_What is asked_
Quote the entries word for word. Omit the pictures.

_Provided entries_
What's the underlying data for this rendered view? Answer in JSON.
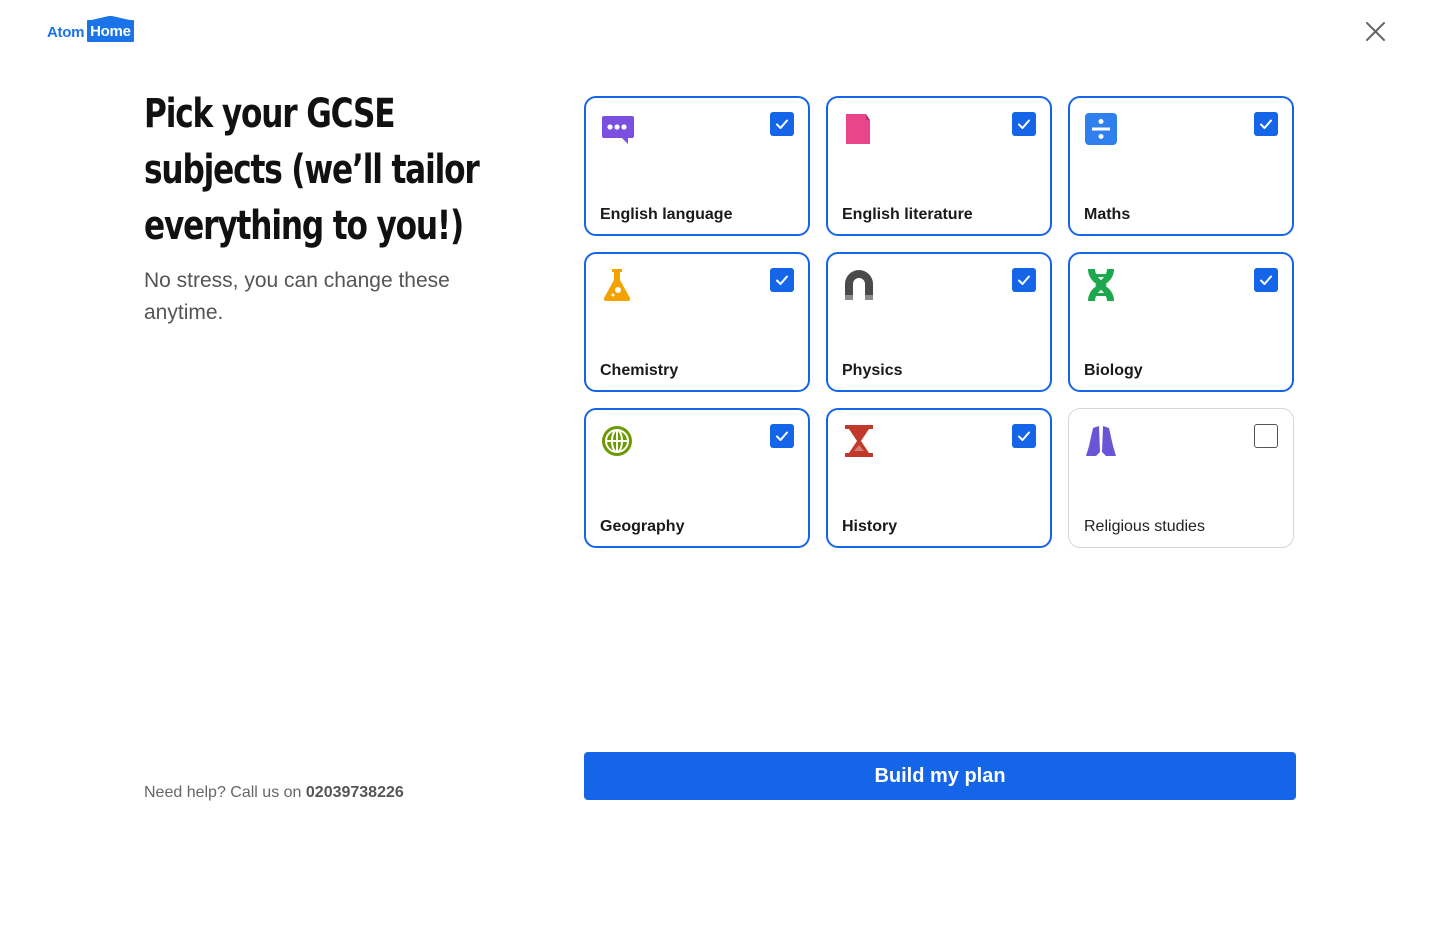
{
  "brand": {
    "part1": "Atom",
    "part2": "Home"
  },
  "close_icon": "close-icon",
  "heading": {
    "line1": "Pick your GCSE",
    "line2": "subjects (we’ll tailor",
    "line3": "everything to you!)"
  },
  "subtitle": "No stress, you can change these anytime.",
  "subjects": [
    {
      "label": "English language",
      "icon": "speech-bubble-icon",
      "color": "#7b4fe0",
      "checked": true
    },
    {
      "label": "English literature",
      "icon": "book-icon",
      "color": "#e8458b",
      "checked": true
    },
    {
      "label": "Maths",
      "icon": "divide-icon",
      "color": "#2f80ed",
      "checked": true
    },
    {
      "label": "Chemistry",
      "icon": "flask-icon",
      "color": "#f4a200",
      "checked": true
    },
    {
      "label": "Physics",
      "icon": "magnet-icon",
      "color": "#4a4a4a",
      "checked": true
    },
    {
      "label": "Biology",
      "icon": "dna-icon",
      "color": "#1da84e",
      "checked": true
    },
    {
      "label": "Geography",
      "icon": "globe-icon",
      "color": "#6a9a00",
      "checked": true
    },
    {
      "label": "History",
      "icon": "hourglass-icon",
      "color": "#c0392b",
      "checked": true
    },
    {
      "label": "Religious studies",
      "icon": "praying-hands-icon",
      "color": "#6b54d6",
      "checked": false
    }
  ],
  "help": {
    "prefix": "Need help? Call us on ",
    "phone": "02039738226"
  },
  "cta": {
    "label": "Build my plan"
  },
  "colors": {
    "accent": "#1565e8",
    "border_unchecked": "#d6d6d6"
  }
}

_The completed task_
What's the underlying data for this rendered view? Answer in JSON.
{
  "brand": {
    "part1": "Atom",
    "part2": "Home"
  },
  "close_icon": "close-icon",
  "heading": {
    "line1": "Pick your GCSE",
    "line2": "subjects (we’ll tailor",
    "line3": "everything to you!)"
  },
  "subtitle": "No stress, you can change these anytime.",
  "subjects": [
    {
      "label": "English language",
      "icon": "speech-bubble-icon",
      "color": "#7b4fe0",
      "checked": true
    },
    {
      "label": "English literature",
      "icon": "book-icon",
      "color": "#e8458b",
      "checked": true
    },
    {
      "label": "Maths",
      "icon": "divide-icon",
      "color": "#2f80ed",
      "checked": true
    },
    {
      "label": "Chemistry",
      "icon": "flask-icon",
      "color": "#f4a200",
      "checked": true
    },
    {
      "label": "Physics",
      "icon": "magnet-icon",
      "color": "#4a4a4a",
      "checked": true
    },
    {
      "label": "Biology",
      "icon": "dna-icon",
      "color": "#1da84e",
      "checked": true
    },
    {
      "label": "Geography",
      "icon": "globe-icon",
      "color": "#6a9a00",
      "checked": true
    },
    {
      "label": "History",
      "icon": "hourglass-icon",
      "color": "#c0392b",
      "checked": true
    },
    {
      "label": "Religious studies",
      "icon": "praying-hands-icon",
      "color": "#6b54d6",
      "checked": false
    }
  ],
  "help": {
    "prefix": "Need help? Call us on ",
    "phone": "02039738226"
  },
  "cta": {
    "label": "Build my plan"
  },
  "colors": {
    "accent": "#1565e8",
    "border_unchecked": "#d6d6d6"
  }
}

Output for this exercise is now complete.